#### [WHAT YOU HAVE TO DO]
Print the whole listing exactly.

#### [Structured figure records]
━━━━━━━━━━
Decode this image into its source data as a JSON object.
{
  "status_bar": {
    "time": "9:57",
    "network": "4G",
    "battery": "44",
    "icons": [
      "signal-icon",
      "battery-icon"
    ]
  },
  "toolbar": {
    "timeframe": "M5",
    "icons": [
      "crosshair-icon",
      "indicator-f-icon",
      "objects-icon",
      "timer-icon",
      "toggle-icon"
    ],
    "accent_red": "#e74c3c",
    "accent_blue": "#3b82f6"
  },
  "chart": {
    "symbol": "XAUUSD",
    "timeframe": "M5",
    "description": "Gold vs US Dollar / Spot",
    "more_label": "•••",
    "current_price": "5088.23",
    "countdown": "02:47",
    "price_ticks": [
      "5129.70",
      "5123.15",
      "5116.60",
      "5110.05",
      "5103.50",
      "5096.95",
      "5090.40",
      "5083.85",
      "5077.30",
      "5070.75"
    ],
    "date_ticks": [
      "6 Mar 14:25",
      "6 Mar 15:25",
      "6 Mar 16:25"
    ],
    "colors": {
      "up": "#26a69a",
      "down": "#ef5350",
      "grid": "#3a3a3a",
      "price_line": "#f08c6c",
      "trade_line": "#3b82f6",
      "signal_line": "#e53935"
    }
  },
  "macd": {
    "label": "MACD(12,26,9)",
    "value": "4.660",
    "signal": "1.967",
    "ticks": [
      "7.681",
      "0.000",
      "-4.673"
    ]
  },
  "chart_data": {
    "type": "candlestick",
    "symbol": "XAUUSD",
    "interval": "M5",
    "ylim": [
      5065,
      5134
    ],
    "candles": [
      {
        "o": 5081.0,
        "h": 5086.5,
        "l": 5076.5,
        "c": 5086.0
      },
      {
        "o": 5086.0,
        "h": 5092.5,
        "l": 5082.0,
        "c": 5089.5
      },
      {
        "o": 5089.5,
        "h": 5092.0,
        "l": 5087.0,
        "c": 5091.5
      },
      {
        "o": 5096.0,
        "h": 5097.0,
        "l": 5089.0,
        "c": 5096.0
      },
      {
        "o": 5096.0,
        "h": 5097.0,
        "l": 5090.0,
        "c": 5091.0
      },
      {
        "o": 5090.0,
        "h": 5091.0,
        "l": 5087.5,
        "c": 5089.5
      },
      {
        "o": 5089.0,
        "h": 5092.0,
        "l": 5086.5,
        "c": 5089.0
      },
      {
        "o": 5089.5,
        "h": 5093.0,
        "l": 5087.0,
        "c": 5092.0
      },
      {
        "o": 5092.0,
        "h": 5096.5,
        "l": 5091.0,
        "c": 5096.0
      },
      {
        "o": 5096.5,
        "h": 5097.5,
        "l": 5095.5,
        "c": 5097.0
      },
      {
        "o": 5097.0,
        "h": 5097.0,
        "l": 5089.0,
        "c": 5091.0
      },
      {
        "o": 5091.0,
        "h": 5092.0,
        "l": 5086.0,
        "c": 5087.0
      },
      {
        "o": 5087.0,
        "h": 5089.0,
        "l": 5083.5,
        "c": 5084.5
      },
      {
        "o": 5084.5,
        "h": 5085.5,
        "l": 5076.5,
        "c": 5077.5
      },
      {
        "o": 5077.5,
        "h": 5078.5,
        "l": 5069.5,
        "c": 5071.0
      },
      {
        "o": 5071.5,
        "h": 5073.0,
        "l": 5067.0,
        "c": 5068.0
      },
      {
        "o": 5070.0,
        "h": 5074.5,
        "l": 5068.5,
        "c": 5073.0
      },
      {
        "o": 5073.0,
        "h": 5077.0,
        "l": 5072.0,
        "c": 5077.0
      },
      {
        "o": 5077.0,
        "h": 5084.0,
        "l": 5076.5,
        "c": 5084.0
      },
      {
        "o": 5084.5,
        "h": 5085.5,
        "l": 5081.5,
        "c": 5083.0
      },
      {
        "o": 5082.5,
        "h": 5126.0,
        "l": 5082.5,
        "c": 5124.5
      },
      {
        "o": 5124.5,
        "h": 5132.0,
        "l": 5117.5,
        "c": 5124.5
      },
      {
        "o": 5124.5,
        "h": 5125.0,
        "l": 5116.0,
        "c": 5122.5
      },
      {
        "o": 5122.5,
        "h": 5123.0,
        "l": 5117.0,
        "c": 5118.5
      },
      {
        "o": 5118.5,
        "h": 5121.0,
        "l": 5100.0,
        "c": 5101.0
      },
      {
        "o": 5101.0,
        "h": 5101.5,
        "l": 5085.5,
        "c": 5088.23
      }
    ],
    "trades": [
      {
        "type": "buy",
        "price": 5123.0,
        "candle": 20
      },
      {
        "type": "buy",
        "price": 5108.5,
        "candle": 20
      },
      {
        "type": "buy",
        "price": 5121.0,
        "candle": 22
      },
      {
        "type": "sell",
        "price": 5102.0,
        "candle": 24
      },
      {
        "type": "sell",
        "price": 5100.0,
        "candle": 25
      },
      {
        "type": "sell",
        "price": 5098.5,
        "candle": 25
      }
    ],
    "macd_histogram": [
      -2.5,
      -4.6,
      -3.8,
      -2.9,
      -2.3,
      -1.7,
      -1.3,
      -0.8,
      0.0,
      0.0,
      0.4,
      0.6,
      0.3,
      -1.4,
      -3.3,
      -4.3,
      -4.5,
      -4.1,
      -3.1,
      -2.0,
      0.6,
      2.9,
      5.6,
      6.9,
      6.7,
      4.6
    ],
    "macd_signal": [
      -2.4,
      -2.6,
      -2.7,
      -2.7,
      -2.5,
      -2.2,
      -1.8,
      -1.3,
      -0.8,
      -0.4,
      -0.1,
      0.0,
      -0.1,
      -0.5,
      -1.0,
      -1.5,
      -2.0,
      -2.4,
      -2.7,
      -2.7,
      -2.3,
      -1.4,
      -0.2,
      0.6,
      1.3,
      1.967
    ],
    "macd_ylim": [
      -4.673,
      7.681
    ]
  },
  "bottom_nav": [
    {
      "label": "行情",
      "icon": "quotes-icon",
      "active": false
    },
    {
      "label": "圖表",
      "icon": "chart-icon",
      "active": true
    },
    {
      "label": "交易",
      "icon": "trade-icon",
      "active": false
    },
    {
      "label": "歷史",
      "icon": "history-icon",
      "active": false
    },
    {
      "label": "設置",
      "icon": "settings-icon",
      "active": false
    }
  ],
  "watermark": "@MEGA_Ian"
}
━━━━━━━━━━
#### [TASK RESPONSE]
Decode this image into its source data as a JSON object.
{
  "status_bar": {
    "time": "9:57",
    "network": "4G",
    "battery": "44",
    "icons": [
      "signal-icon",
      "battery-icon"
    ]
  },
  "toolbar": {
    "timeframe": "M5",
    "icons": [
      "crosshair-icon",
      "indicator-f-icon",
      "objects-icon",
      "timer-icon",
      "toggle-icon"
    ],
    "accent_red": "#e74c3c",
    "accent_blue": "#3b82f6"
  },
  "chart": {
    "symbol": "XAUUSD",
    "timeframe": "M5",
    "description": "Gold vs US Dollar / Spot",
    "more_label": "•••",
    "current_price": "5088.23",
    "countdown": "02:47",
    "price_ticks": [
      "5129.70",
      "5123.15",
      "5116.60",
      "5110.05",
      "5103.50",
      "5096.95",
      "5090.40",
      "5083.85",
      "5077.30",
      "5070.75"
    ],
    "date_ticks": [
      "6 Mar 14:25",
      "6 Mar 15:25",
      "6 Mar 16:25"
    ],
    "colors": {
      "up": "#26a69a",
      "down": "#ef5350",
      "grid": "#3a3a3a",
      "price_line": "#f08c6c",
      "trade_line": "#3b82f6",
      "signal_line": "#e53935"
    }
  },
  "macd": {
    "label": "MACD(12,26,9)",
    "value": "4.660",
    "signal": "1.967",
    "ticks": [
      "7.681",
      "0.000",
      "-4.673"
    ]
  },
  "chart_data": {
    "type": "candlestick",
    "symbol": "XAUUSD",
    "interval": "M5",
    "ylim": [
      5065,
      5134
    ],
    "candles": [
      {
        "o": 5081.0,
        "h": 5086.5,
        "l": 5076.5,
        "c": 5086.0
      },
      {
        "o": 5086.0,
        "h": 5092.5,
        "l": 5082.0,
        "c": 5089.5
      },
      {
        "o": 5089.5,
        "h": 5092.0,
        "l": 5087.0,
        "c": 5091.5
      },
      {
        "o": 5096.0,
        "h": 5097.0,
        "l": 5089.0,
        "c": 5096.0
      },
      {
        "o": 5096.0,
        "h": 5097.0,
        "l": 5090.0,
        "c": 5091.0
      },
      {
        "o": 5090.0,
        "h": 5091.0,
        "l": 5087.5,
        "c": 5089.5
      },
      {
        "o": 5089.0,
        "h": 5092.0,
        "l": 5086.5,
        "c": 5089.0
      },
      {
        "o": 5089.5,
        "h": 5093.0,
        "l": 5087.0,
        "c": 5092.0
      },
      {
        "o": 5092.0,
        "h": 5096.5,
        "l": 5091.0,
        "c": 5096.0
      },
      {
        "o": 5096.5,
        "h": 5097.5,
        "l": 5095.5,
        "c": 5097.0
      },
      {
        "o": 5097.0,
        "h": 5097.0,
        "l": 5089.0,
        "c": 5091.0
      },
      {
        "o": 5091.0,
        "h": 5092.0,
        "l": 5086.0,
        "c": 5087.0
      },
      {
        "o": 5087.0,
        "h": 5089.0,
        "l": 5083.5,
        "c": 5084.5
      },
      {
        "o": 5084.5,
        "h": 5085.5,
        "l": 5076.5,
        "c": 5077.5
      },
      {
        "o": 5077.5,
        "h": 5078.5,
        "l": 5069.5,
        "c": 5071.0
      },
      {
        "o": 5071.5,
        "h": 5073.0,
        "l": 5067.0,
        "c": 5068.0
      },
      {
        "o": 5070.0,
        "h": 5074.5,
        "l": 5068.5,
        "c": 5073.0
      },
      {
        "o": 5073.0,
        "h": 5077.0,
        "l": 5072.0,
        "c": 5077.0
      },
      {
        "o": 5077.0,
        "h": 5084.0,
        "l": 5076.5,
        "c": 5084.0
      },
      {
        "o": 5084.5,
        "h": 5085.5,
        "l": 5081.5,
        "c": 5083.0
      },
      {
        "o": 5082.5,
        "h": 5126.0,
        "l": 5082.5,
        "c": 5124.5
      },
      {
        "o": 5124.5,
        "h": 5132.0,
        "l": 5117.5,
        "c": 5124.5
      },
      {
        "o": 5124.5,
        "h": 5125.0,
        "l": 5116.0,
        "c": 5122.5
      },
      {
        "o": 5122.5,
        "h": 5123.0,
        "l": 5117.0,
        "c": 5118.5
      },
      {
        "o": 5118.5,
        "h": 5121.0,
        "l": 5100.0,
        "c": 5101.0
      },
      {
        "o": 5101.0,
        "h": 5101.5,
        "l": 5085.5,
        "c": 5088.23
      }
    ],
    "trades": [
      {
        "type": "buy",
        "price": 5123.0,
        "candle": 20
      },
      {
        "type": "buy",
        "price": 5108.5,
        "candle": 20
      },
      {
        "type": "buy",
        "price": 5121.0,
        "candle": 22
      },
      {
        "type": "sell",
        "price": 5102.0,
        "candle": 24
      },
      {
        "type": "sell",
        "price": 5100.0,
        "candle": 25
      },
      {
        "type": "sell",
        "price": 5098.5,
        "candle": 25
      }
    ],
    "macd_histogram": [
      -2.5,
      -4.6,
      -3.8,
      -2.9,
      -2.3,
      -1.7,
      -1.3,
      -0.8,
      0.0,
      0.0,
      0.4,
      0.6,
      0.3,
      -1.4,
      -3.3,
      -4.3,
      -4.5,
      -4.1,
      -3.1,
      -2.0,
      0.6,
      2.9,
      5.6,
      6.9,
      6.7,
      4.6
    ],
    "macd_signal": [
      -2.4,
      -2.6,
      -2.7,
      -2.7,
      -2.5,
      -2.2,
      -1.8,
      -1.3,
      -0.8,
      -0.4,
      -0.1,
      0.0,
      -0.1,
      -0.5,
      -1.0,
      -1.5,
      -2.0,
      -2.4,
      -2.7,
      -2.7,
      -2.3,
      -1.4,
      -0.2,
      0.6,
      1.3,
      1.967
    ],
    "macd_ylim": [
      -4.673,
      7.681
    ]
  },
  "bottom_nav": [
    {
      "label": "行情",
      "icon": "quotes-icon",
      "active": false
    },
    {
      "label": "圖表",
      "icon": "chart-icon",
      "active": true
    },
    {
      "label": "交易",
      "icon": "trade-icon",
      "active": false
    },
    {
      "label": "歷史",
      "icon": "history-icon",
      "active": false
    },
    {
      "label": "設置",
      "icon": "settings-icon",
      "active": false
    }
  ],
  "watermark": "@MEGA_Ian"
}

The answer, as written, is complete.